[EXERCISE PROMPT] In the entries below, find every line holding the string "zatrudnienia" and collect it.

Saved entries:
--------------------------------

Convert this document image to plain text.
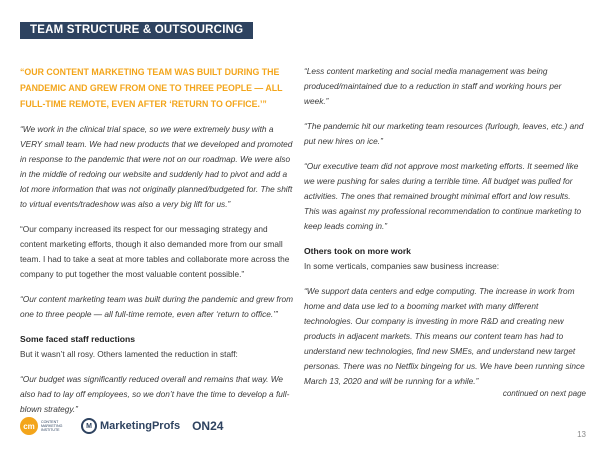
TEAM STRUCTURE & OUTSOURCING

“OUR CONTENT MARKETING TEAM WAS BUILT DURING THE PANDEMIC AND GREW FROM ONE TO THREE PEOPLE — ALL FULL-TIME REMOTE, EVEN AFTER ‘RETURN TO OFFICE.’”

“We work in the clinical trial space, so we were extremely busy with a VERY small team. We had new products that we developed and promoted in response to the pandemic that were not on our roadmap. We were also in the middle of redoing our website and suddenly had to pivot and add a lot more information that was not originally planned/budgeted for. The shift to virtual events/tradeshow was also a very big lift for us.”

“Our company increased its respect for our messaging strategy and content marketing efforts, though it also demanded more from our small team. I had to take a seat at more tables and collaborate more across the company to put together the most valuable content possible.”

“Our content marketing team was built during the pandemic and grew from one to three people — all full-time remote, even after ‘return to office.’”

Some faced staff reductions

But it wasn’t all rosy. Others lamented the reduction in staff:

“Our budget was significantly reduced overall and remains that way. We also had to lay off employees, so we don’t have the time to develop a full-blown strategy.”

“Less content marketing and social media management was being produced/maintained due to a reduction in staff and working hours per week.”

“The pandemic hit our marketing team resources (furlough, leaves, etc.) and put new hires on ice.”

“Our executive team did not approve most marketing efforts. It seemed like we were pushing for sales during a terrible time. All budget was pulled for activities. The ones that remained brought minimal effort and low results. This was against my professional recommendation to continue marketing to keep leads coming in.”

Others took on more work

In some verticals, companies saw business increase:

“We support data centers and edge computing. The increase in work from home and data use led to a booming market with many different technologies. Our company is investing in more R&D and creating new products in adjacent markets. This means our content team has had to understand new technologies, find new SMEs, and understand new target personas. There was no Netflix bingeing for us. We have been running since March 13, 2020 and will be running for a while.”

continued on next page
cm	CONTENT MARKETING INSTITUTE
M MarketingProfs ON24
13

--------------------------------

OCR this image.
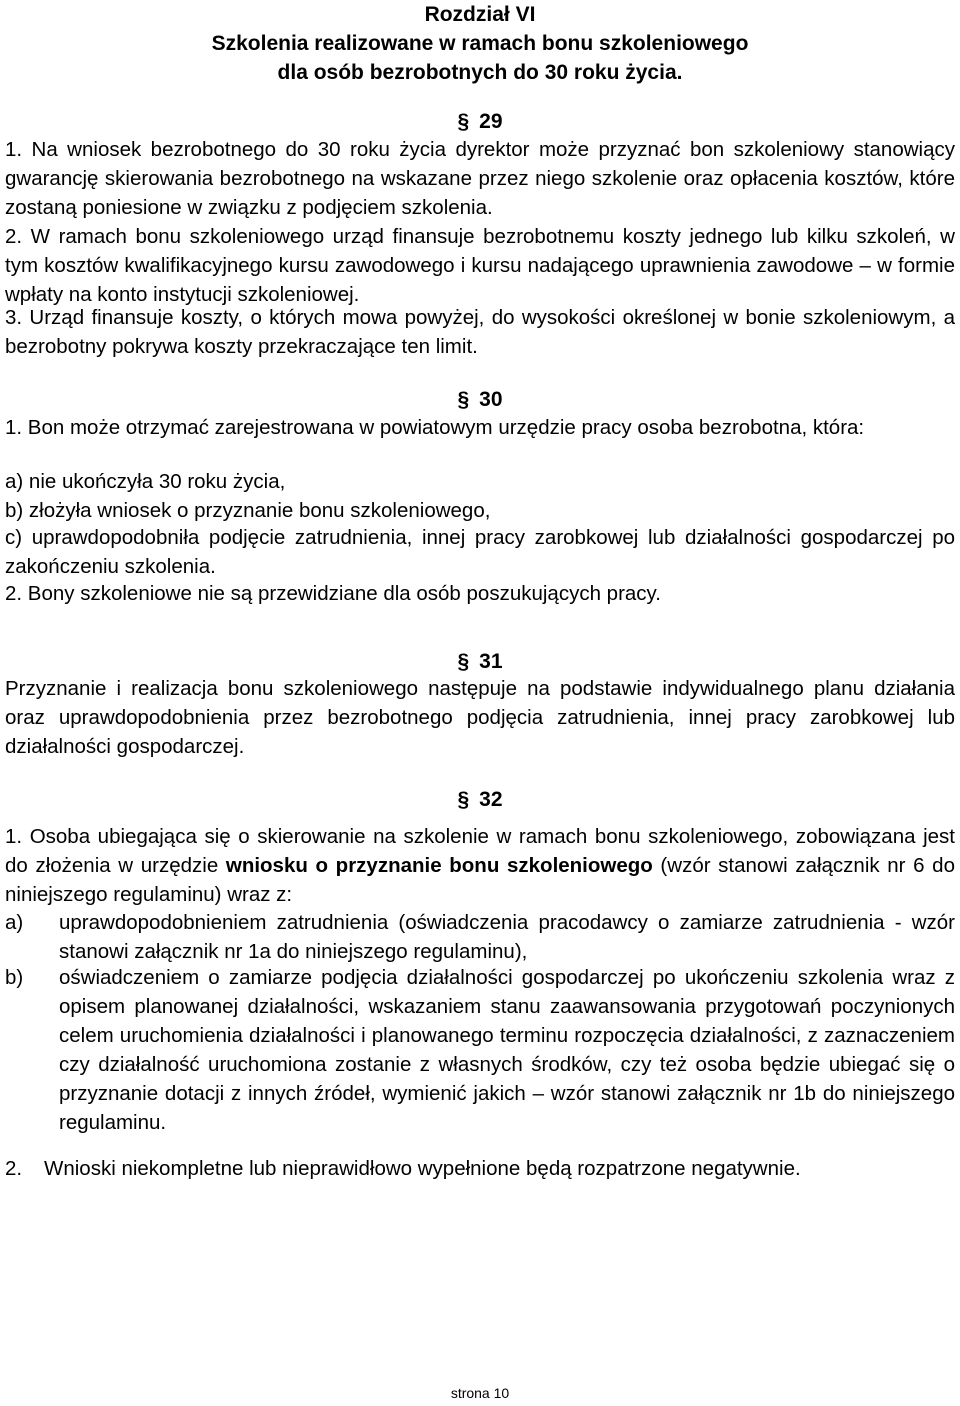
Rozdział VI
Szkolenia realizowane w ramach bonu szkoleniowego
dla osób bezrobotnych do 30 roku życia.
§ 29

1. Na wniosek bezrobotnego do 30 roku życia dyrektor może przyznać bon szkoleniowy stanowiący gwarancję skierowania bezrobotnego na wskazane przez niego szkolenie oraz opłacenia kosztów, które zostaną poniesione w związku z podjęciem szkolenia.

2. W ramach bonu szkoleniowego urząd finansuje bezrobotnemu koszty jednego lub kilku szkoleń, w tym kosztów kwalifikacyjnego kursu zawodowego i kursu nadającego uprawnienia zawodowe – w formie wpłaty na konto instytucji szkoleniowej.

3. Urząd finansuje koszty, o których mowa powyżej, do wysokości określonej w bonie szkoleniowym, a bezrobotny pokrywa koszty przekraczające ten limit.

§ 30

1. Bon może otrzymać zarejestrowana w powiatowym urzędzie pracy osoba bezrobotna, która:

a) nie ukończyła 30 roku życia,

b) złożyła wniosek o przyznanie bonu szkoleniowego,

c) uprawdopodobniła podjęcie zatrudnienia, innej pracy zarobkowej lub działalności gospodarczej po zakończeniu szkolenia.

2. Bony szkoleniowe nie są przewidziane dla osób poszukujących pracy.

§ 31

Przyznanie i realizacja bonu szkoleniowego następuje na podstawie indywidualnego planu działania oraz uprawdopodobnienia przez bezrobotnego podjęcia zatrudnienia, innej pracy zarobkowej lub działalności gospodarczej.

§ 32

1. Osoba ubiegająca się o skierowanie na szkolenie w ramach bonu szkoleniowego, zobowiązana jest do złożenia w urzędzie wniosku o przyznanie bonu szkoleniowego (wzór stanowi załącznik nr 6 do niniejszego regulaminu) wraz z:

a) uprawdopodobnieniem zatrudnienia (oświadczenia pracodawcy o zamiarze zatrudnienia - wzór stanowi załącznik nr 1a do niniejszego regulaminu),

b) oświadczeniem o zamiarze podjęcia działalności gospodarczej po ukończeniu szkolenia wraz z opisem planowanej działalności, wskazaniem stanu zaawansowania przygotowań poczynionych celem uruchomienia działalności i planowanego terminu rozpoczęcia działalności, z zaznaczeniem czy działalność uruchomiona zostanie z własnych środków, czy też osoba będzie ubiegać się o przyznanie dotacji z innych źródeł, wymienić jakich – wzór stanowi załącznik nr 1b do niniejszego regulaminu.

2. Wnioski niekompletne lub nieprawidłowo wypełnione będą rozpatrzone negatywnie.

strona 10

--------------------------------

[COMPLETED EXERCISE]
c) uprawdopodobniła podjęcie zatrudnienia, innej pracy zarobkowej lub działalności gospodarczej po zakończeniu szkolenia.
Przyznanie i realizacja bonu szkoleniowego następuje na podstawie indywidualnego planu działania oraz uprawdopodobnienia przez bezrobotnego podjęcia zatrudnienia, innej pracy zarobkowej lub działalności gospodarczej.
a) uprawdopodobnieniem zatrudnienia (oświadczenia pracodawcy o zamiarze zatrudnienia - wzór stanowi załącznik nr 1a do niniejszego regulaminu),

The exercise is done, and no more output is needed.